═══ Information provided

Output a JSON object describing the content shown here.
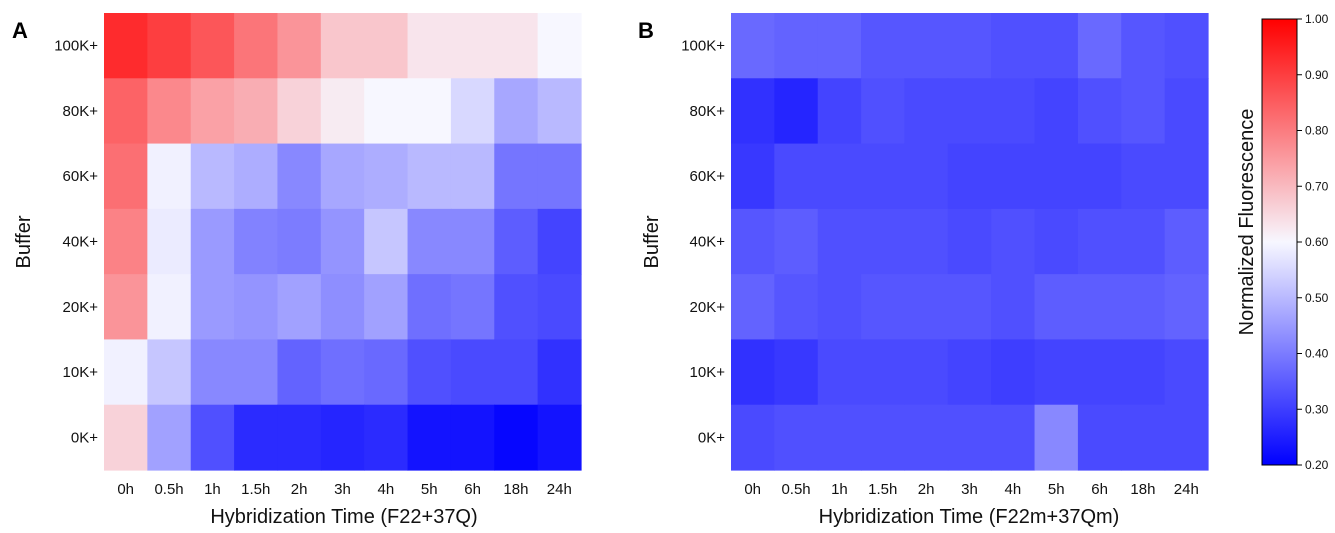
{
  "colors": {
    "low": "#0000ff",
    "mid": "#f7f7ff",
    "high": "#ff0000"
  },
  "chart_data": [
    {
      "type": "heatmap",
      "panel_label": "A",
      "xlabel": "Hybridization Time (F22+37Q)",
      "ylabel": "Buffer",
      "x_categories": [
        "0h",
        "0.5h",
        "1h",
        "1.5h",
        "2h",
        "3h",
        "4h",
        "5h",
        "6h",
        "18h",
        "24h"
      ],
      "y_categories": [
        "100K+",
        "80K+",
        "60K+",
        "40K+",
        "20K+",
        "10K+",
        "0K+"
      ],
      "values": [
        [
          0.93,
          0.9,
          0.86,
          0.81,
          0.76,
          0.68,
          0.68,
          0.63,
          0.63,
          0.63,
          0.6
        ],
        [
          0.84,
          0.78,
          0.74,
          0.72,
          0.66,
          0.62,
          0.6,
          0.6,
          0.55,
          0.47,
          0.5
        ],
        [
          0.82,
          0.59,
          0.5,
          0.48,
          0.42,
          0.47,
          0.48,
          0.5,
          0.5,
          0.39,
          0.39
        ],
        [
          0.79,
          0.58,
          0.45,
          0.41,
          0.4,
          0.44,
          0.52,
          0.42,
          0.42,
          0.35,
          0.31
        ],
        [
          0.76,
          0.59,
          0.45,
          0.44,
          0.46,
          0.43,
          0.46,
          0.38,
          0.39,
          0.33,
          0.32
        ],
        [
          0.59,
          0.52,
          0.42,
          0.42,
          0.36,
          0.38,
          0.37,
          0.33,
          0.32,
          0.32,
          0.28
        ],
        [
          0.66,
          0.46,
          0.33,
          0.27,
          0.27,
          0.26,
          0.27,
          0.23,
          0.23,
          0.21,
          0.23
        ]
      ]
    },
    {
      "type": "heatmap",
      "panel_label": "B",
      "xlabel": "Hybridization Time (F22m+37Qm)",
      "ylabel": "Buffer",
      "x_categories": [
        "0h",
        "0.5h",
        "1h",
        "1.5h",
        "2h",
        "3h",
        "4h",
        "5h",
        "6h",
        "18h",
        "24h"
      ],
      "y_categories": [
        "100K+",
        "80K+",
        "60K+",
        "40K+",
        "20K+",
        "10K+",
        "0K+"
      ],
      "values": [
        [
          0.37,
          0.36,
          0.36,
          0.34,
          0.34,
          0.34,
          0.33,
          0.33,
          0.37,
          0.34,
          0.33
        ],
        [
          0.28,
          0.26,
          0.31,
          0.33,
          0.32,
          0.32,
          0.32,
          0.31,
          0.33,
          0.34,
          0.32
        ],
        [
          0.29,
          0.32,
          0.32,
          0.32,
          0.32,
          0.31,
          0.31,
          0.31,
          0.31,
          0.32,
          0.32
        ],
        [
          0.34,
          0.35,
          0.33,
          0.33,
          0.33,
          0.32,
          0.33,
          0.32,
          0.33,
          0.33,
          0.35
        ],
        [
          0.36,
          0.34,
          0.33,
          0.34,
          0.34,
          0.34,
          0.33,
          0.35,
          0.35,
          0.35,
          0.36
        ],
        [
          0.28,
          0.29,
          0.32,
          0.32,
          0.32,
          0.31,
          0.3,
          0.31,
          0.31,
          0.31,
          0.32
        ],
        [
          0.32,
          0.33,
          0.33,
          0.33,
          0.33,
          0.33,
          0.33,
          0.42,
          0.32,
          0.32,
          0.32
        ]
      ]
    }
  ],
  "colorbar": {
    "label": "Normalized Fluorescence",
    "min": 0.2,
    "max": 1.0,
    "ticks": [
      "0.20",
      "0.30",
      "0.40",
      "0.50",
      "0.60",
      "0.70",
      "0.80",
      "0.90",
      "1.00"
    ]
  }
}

══════

Gather all the lines that include the word "Time" and copy them out.

      "xlabel": "Hybridization Time (F22+37Q)",
      "xlabel": "Hybridization Time (F22m+37Qm)",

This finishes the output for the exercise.